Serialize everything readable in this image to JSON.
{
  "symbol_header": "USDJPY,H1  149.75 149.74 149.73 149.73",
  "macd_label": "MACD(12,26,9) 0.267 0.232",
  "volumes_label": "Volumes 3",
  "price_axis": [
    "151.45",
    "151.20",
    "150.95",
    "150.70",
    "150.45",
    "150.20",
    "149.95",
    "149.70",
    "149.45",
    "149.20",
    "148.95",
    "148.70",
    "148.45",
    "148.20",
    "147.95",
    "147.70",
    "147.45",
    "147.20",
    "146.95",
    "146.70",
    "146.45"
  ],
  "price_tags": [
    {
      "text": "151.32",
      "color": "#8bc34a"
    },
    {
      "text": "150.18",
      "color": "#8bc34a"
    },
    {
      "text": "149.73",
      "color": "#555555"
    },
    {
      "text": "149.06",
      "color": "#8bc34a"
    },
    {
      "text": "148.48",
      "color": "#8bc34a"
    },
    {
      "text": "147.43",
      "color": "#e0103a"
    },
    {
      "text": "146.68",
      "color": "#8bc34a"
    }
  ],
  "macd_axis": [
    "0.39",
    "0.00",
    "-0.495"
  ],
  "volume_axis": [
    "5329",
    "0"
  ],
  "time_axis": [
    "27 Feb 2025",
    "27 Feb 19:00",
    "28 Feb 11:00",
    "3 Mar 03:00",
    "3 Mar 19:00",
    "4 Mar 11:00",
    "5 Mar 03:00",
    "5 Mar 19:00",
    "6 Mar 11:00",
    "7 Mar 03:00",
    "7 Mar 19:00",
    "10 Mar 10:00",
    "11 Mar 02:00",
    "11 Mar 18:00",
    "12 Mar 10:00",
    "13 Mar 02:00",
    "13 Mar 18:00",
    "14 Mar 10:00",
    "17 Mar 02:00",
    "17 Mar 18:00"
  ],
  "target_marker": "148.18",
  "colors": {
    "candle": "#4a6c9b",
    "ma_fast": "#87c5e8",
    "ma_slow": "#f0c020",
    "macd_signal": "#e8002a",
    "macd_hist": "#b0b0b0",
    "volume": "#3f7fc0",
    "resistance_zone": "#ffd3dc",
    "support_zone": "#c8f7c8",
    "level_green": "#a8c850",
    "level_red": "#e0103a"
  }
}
####################
• _Task statement_
Locate each line containing the string "text" and show it.

• _Exercise solution_
      "text": "151.32",
      "text": "150.18",
      "text": "149.73",
      "text": "149.06",
      "text": "148.48",
      "text": "147.43",
      "text": "146.68",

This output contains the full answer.